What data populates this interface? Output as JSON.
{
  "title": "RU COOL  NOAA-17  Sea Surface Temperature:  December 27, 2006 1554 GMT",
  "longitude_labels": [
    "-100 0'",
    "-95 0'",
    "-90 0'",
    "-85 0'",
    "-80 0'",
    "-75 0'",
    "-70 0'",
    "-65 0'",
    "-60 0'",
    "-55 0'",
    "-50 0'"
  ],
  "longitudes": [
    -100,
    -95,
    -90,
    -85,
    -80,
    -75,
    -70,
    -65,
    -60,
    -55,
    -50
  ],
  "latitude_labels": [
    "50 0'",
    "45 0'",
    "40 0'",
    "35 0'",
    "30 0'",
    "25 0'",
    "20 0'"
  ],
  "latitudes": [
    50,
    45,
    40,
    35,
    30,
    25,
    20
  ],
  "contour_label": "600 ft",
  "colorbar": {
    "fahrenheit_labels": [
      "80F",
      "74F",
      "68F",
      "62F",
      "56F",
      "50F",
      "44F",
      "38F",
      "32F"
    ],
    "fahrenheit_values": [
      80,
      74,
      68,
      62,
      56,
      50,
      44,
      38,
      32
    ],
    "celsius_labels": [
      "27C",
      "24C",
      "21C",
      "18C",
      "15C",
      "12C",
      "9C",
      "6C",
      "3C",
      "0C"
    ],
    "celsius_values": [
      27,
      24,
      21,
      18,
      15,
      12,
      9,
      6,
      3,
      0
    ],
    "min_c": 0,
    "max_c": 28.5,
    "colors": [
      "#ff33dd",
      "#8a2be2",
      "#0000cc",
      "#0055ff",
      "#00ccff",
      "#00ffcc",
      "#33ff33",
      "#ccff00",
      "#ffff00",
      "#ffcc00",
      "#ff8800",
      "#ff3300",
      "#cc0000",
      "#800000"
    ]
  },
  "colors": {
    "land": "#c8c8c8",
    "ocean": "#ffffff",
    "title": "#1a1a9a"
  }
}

Prompt: Quote all of the entries verbatim.

Task solution:
What data populates this interface? Output as JSON.
{
  "title": "RU COOL  NOAA-17  Sea Surface Temperature:  December 27, 2006 1554 GMT",
  "longitude_labels": [
    "-100 0'",
    "-95 0'",
    "-90 0'",
    "-85 0'",
    "-80 0'",
    "-75 0'",
    "-70 0'",
    "-65 0'",
    "-60 0'",
    "-55 0'",
    "-50 0'"
  ],
  "longitudes": [
    -100,
    -95,
    -90,
    -85,
    -80,
    -75,
    -70,
    -65,
    -60,
    -55,
    -50
  ],
  "latitude_labels": [
    "50 0'",
    "45 0'",
    "40 0'",
    "35 0'",
    "30 0'",
    "25 0'",
    "20 0'"
  ],
  "latitudes": [
    50,
    45,
    40,
    35,
    30,
    25,
    20
  ],
  "contour_label": "600 ft",
  "colorbar": {
    "fahrenheit_labels": [
      "80F",
      "74F",
      "68F",
      "62F",
      "56F",
      "50F",
      "44F",
      "38F",
      "32F"
    ],
    "fahrenheit_values": [
      80,
      74,
      68,
      62,
      56,
      50,
      44,
      38,
      32
    ],
    "celsius_labels": [
      "27C",
      "24C",
      "21C",
      "18C",
      "15C",
      "12C",
      "9C",
      "6C",
      "3C",
      "0C"
    ],
    "celsius_values": [
      27,
      24,
      21,
      18,
      15,
      12,
      9,
      6,
      3,
      0
    ],
    "min_c": 0,
    "max_c": 28.5,
    "colors": [
      "#ff33dd",
      "#8a2be2",
      "#0000cc",
      "#0055ff",
      "#00ccff",
      "#00ffcc",
      "#33ff33",
      "#ccff00",
      "#ffff00",
      "#ffcc00",
      "#ff8800",
      "#ff3300",
      "#cc0000",
      "#800000"
    ]
  },
  "colors": {
    "land": "#c8c8c8",
    "ocean": "#ffffff",
    "title": "#1a1a9a"
  }
}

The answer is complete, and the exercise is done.